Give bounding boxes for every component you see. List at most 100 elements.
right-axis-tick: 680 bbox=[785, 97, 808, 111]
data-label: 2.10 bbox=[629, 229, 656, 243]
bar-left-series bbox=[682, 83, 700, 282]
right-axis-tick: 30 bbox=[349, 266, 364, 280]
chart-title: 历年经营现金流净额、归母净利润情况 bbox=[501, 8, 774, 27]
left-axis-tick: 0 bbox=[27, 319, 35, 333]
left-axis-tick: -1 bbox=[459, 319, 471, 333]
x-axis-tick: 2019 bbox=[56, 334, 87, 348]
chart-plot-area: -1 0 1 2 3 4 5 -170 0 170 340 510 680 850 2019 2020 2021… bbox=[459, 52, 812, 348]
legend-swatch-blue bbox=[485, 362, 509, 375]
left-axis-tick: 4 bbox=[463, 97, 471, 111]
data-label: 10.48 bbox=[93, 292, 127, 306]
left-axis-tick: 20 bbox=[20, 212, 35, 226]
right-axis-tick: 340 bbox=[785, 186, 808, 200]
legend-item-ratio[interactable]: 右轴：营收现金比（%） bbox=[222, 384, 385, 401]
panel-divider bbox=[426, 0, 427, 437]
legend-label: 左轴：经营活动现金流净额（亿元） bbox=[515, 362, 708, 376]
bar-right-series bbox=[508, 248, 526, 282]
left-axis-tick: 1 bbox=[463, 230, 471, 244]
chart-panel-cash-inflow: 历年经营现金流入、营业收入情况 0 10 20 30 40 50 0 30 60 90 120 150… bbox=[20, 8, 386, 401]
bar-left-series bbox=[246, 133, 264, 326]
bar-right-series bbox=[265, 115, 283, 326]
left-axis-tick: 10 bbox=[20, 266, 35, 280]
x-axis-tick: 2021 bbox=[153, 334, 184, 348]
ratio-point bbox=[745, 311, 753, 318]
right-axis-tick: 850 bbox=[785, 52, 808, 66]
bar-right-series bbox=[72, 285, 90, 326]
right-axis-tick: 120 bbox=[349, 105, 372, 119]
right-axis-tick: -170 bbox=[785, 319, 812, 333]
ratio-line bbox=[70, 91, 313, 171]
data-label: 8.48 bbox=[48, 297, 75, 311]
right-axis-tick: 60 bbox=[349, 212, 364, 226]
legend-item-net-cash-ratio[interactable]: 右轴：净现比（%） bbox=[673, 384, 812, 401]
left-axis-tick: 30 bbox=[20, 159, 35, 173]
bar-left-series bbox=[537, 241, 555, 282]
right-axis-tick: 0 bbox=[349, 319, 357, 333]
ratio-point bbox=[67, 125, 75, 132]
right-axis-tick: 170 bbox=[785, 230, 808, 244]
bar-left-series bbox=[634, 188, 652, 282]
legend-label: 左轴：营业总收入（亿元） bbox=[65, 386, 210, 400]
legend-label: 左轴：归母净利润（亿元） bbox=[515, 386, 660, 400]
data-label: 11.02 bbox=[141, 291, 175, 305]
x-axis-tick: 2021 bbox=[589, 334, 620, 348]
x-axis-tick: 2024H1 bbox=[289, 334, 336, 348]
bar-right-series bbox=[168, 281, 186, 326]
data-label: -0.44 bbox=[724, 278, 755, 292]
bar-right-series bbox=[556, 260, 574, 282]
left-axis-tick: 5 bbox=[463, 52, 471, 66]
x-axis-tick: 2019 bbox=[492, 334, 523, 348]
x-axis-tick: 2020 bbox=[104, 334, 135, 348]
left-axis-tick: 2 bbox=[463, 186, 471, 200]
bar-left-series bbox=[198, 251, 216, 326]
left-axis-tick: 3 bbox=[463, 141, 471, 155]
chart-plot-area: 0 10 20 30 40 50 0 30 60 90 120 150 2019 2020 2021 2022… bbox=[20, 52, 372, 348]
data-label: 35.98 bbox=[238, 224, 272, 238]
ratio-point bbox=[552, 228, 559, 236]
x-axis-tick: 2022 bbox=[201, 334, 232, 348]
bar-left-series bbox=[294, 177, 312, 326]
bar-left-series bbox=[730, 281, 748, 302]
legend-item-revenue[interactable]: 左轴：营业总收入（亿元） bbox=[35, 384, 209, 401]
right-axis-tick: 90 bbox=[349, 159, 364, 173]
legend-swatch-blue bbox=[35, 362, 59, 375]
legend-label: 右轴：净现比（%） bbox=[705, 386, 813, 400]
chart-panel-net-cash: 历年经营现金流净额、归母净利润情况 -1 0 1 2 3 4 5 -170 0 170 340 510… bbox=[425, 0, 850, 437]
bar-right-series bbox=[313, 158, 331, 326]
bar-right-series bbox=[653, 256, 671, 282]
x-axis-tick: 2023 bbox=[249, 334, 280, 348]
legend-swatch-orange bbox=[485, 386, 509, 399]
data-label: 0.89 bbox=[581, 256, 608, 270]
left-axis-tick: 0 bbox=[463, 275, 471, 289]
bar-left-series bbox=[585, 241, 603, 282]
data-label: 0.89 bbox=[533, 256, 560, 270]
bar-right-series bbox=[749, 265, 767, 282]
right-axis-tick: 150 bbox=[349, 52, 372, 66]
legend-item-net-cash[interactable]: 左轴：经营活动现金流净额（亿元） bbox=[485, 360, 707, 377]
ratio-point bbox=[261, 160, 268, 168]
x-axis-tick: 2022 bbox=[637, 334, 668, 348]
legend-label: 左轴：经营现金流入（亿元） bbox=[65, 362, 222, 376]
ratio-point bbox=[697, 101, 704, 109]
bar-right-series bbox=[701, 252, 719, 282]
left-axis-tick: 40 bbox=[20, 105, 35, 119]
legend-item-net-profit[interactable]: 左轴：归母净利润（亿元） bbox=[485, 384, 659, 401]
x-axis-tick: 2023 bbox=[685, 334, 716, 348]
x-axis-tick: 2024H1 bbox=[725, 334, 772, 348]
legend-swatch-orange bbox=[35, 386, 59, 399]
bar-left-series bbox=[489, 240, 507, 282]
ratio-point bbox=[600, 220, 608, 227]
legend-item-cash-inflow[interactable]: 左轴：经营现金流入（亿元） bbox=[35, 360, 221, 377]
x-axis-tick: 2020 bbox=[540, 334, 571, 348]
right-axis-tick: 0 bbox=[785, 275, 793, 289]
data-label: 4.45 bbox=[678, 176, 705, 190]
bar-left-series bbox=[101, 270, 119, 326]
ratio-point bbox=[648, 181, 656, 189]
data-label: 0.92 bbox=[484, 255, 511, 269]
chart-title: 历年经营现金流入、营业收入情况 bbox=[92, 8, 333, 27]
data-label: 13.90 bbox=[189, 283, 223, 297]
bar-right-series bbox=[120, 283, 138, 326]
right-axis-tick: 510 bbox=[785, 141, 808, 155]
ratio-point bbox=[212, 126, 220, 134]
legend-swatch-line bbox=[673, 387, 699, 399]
++++++++++
▶ _WRITTEN TASK_:
Print all the entries above again, line for line, without changing a single character.

▶ _EXERCISE RESULT_:
Give bounding boxes for every component you see. List at most 100 elements.
right-axis-tick: 680 bbox=[785, 97, 808, 111]
data-label: 2.10 bbox=[629, 229, 656, 243]
bar-left-series bbox=[682, 83, 700, 282]
right-axis-tick: 30 bbox=[349, 266, 364, 280]
chart-title: 历年经营现金流净额、归母净利润情况 bbox=[501, 8, 774, 27]
left-axis-tick: 0 bbox=[27, 319, 35, 333]
left-axis-tick: -1 bbox=[459, 319, 471, 333]
x-axis-tick: 2019 bbox=[56, 334, 87, 348]
chart-plot-area: -1 0 1 2 3 4 5 -170 0 170 340 510 680 850 2019 2020 2021… bbox=[459, 52, 812, 348]
legend-swatch-blue bbox=[485, 362, 509, 375]
left-axis-tick: 4 bbox=[463, 97, 471, 111]
data-label: 10.48 bbox=[93, 292, 127, 306]
left-axis-tick: 20 bbox=[20, 212, 35, 226]
right-axis-tick: 340 bbox=[785, 186, 808, 200]
legend-item-ratio[interactable]: 右轴：营收现金比（%） bbox=[222, 384, 385, 401]
panel-divider bbox=[426, 0, 427, 437]
legend-label: 左轴：经营活动现金流净额（亿元） bbox=[515, 362, 708, 376]
bar-right-series bbox=[508, 248, 526, 282]
left-axis-tick: 1 bbox=[463, 230, 471, 244]
chart-panel-cash-inflow: 历年经营现金流入、营业收入情况 0 10 20 30 40 50 0 30 60 90 120 150… bbox=[20, 8, 386, 401]
bar-left-series bbox=[246, 133, 264, 326]
bar-right-series bbox=[265, 115, 283, 326]
left-axis-tick: 10 bbox=[20, 266, 35, 280]
x-axis-tick: 2021 bbox=[153, 334, 184, 348]
ratio-point bbox=[745, 311, 753, 318]
right-axis-tick: 850 bbox=[785, 52, 808, 66]
bar-right-series bbox=[72, 285, 90, 326]
right-axis-tick: 120 bbox=[349, 105, 372, 119]
right-axis-tick: -170 bbox=[785, 319, 812, 333]
ratio-line bbox=[70, 91, 313, 171]
data-label: 8.48 bbox=[48, 297, 75, 311]
right-axis-tick: 60 bbox=[349, 212, 364, 226]
legend-item-net-cash-ratio[interactable]: 右轴：净现比（%） bbox=[673, 384, 812, 401]
left-axis-tick: 30 bbox=[20, 159, 35, 173]
bar-left-series bbox=[537, 241, 555, 282]
right-axis-tick: 0 bbox=[349, 319, 357, 333]
ratio-point bbox=[67, 125, 75, 132]
right-axis-tick: 170 bbox=[785, 230, 808, 244]
bar-left-series bbox=[634, 188, 652, 282]
legend-label: 左轴：营业总收入（亿元） bbox=[65, 386, 210, 400]
legend-label: 左轴：归母净利润（亿元） bbox=[515, 386, 660, 400]
data-label: 11.02 bbox=[141, 291, 175, 305]
x-axis-tick: 2021 bbox=[589, 334, 620, 348]
x-axis-tick: 2024H1 bbox=[289, 334, 336, 348]
bar-right-series bbox=[168, 281, 186, 326]
data-label: -0.44 bbox=[724, 278, 755, 292]
bar-right-series bbox=[556, 260, 574, 282]
left-axis-tick: 5 bbox=[463, 52, 471, 66]
x-axis-tick: 2019 bbox=[492, 334, 523, 348]
x-axis-tick: 2020 bbox=[104, 334, 135, 348]
left-axis-tick: 2 bbox=[463, 186, 471, 200]
bar-left-series bbox=[198, 251, 216, 326]
left-axis-tick: 3 bbox=[463, 141, 471, 155]
chart-plot-area: 0 10 20 30 40 50 0 30 60 90 120 150 2019 2020 2021 2022… bbox=[20, 52, 372, 348]
data-label: 35.98 bbox=[238, 224, 272, 238]
ratio-point bbox=[552, 228, 559, 236]
x-axis-tick: 2022 bbox=[201, 334, 232, 348]
bar-left-series bbox=[294, 177, 312, 326]
bar-left-series bbox=[730, 281, 748, 302]
legend-item-revenue[interactable]: 左轴：营业总收入（亿元） bbox=[35, 384, 209, 401]
right-axis-tick: 90 bbox=[349, 159, 364, 173]
legend-swatch-blue bbox=[35, 362, 59, 375]
legend-label: 右轴：净现比（%） bbox=[705, 386, 813, 400]
chart-panel-net-cash: 历年经营现金流净额、归母净利润情况 -1 0 1 2 3 4 5 -170 0 170 340 510… bbox=[425, 0, 850, 437]
bar-right-series bbox=[313, 158, 331, 326]
bar-right-series bbox=[653, 256, 671, 282]
x-axis-tick: 2023 bbox=[249, 334, 280, 348]
legend-swatch-orange bbox=[485, 386, 509, 399]
data-label: 0.89 bbox=[581, 256, 608, 270]
left-axis-tick: 0 bbox=[463, 275, 471, 289]
bar-left-series bbox=[585, 241, 603, 282]
data-label: 0.89 bbox=[533, 256, 560, 270]
bar-right-series bbox=[749, 265, 767, 282]
right-axis-tick: 150 bbox=[349, 52, 372, 66]
legend-item-net-cash[interactable]: 左轴：经营活动现金流净额（亿元） bbox=[485, 360, 707, 377]
ratio-point bbox=[261, 160, 268, 168]
x-axis-tick: 2022 bbox=[637, 334, 668, 348]
legend-label: 左轴：经营现金流入（亿元） bbox=[65, 362, 222, 376]
ratio-point bbox=[697, 101, 704, 109]
bar-right-series bbox=[701, 252, 719, 282]
left-axis-tick: 40 bbox=[20, 105, 35, 119]
legend-item-net-profit[interactable]: 左轴：归母净利润（亿元） bbox=[485, 384, 659, 401]
x-axis-tick: 2023 bbox=[685, 334, 716, 348]
x-axis-tick: 2024H1 bbox=[725, 334, 772, 348]
legend-swatch-orange bbox=[35, 386, 59, 399]
bar-left-series bbox=[489, 240, 507, 282]
ratio-point bbox=[600, 220, 608, 227]
legend-item-cash-inflow[interactable]: 左轴：经营现金流入（亿元） bbox=[35, 360, 221, 377]
x-axis-tick: 2020 bbox=[540, 334, 571, 348]
right-axis-tick: 0 bbox=[785, 275, 793, 289]
data-label: 4.45 bbox=[678, 176, 705, 190]
bar-left-series bbox=[101, 270, 119, 326]
ratio-point bbox=[648, 181, 656, 189]
data-label: 0.92 bbox=[484, 255, 511, 269]
chart-title: 历年经营现金流入、营业收入情况 bbox=[92, 8, 333, 27]
data-label: 13.90 bbox=[189, 283, 223, 297]
bar-right-series bbox=[120, 283, 138, 326]
right-axis-tick: 510 bbox=[785, 141, 808, 155]
ratio-point bbox=[212, 126, 220, 134]
legend-swatch-line bbox=[673, 387, 699, 399]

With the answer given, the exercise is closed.